## Assigned task
Each image should be skipped while the records are restated word for word.

## Records shown
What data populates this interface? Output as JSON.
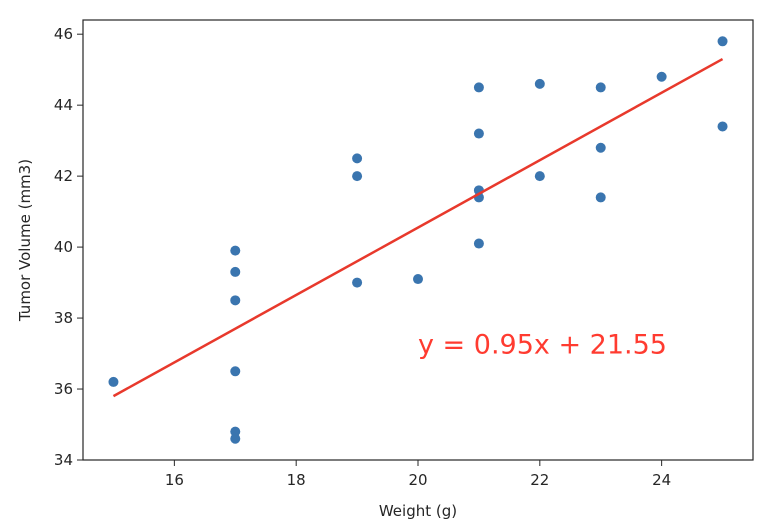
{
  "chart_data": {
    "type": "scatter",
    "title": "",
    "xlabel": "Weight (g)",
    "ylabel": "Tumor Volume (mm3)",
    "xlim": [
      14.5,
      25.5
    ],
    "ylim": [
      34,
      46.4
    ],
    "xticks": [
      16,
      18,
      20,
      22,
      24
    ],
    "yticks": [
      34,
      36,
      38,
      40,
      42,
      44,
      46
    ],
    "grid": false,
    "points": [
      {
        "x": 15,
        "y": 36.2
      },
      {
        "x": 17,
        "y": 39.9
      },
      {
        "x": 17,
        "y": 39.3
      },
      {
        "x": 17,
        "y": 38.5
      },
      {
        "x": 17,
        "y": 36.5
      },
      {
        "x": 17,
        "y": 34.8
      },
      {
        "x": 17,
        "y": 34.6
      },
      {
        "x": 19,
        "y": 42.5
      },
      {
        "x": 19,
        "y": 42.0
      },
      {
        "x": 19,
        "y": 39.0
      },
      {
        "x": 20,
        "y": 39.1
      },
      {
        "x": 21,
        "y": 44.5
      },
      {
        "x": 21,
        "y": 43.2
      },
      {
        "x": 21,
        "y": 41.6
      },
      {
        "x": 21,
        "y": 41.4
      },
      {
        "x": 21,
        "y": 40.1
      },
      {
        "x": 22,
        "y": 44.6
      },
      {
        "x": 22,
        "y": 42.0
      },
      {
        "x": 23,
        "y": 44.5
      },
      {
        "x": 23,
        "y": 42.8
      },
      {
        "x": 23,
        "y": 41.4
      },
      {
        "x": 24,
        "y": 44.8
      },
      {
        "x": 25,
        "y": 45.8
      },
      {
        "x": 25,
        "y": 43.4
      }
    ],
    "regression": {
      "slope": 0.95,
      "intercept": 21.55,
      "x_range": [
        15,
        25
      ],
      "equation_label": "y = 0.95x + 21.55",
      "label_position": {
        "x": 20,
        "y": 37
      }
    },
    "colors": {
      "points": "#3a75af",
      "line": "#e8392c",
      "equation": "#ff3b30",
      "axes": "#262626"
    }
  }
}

## Answer space
What data populates this interface? Output as JSON.
{
  "chart_data": {
    "type": "scatter",
    "title": "",
    "xlabel": "Weight (g)",
    "ylabel": "Tumor Volume (mm3)",
    "xlim": [
      14.5,
      25.5
    ],
    "ylim": [
      34,
      46.4
    ],
    "xticks": [
      16,
      18,
      20,
      22,
      24
    ],
    "yticks": [
      34,
      36,
      38,
      40,
      42,
      44,
      46
    ],
    "grid": false,
    "points": [
      {
        "x": 15,
        "y": 36.2
      },
      {
        "x": 17,
        "y": 39.9
      },
      {
        "x": 17,
        "y": 39.3
      },
      {
        "x": 17,
        "y": 38.5
      },
      {
        "x": 17,
        "y": 36.5
      },
      {
        "x": 17,
        "y": 34.8
      },
      {
        "x": 17,
        "y": 34.6
      },
      {
        "x": 19,
        "y": 42.5
      },
      {
        "x": 19,
        "y": 42.0
      },
      {
        "x": 19,
        "y": 39.0
      },
      {
        "x": 20,
        "y": 39.1
      },
      {
        "x": 21,
        "y": 44.5
      },
      {
        "x": 21,
        "y": 43.2
      },
      {
        "x": 21,
        "y": 41.6
      },
      {
        "x": 21,
        "y": 41.4
      },
      {
        "x": 21,
        "y": 40.1
      },
      {
        "x": 22,
        "y": 44.6
      },
      {
        "x": 22,
        "y": 42.0
      },
      {
        "x": 23,
        "y": 44.5
      },
      {
        "x": 23,
        "y": 42.8
      },
      {
        "x": 23,
        "y": 41.4
      },
      {
        "x": 24,
        "y": 44.8
      },
      {
        "x": 25,
        "y": 45.8
      },
      {
        "x": 25,
        "y": 43.4
      }
    ],
    "regression": {
      "slope": 0.95,
      "intercept": 21.55,
      "x_range": [
        15,
        25
      ],
      "equation_label": "y = 0.95x + 21.55",
      "label_position": {
        "x": 20,
        "y": 37
      }
    },
    "colors": {
      "points": "#3a75af",
      "line": "#e8392c",
      "equation": "#ff3b30",
      "axes": "#262626"
    }
  }
}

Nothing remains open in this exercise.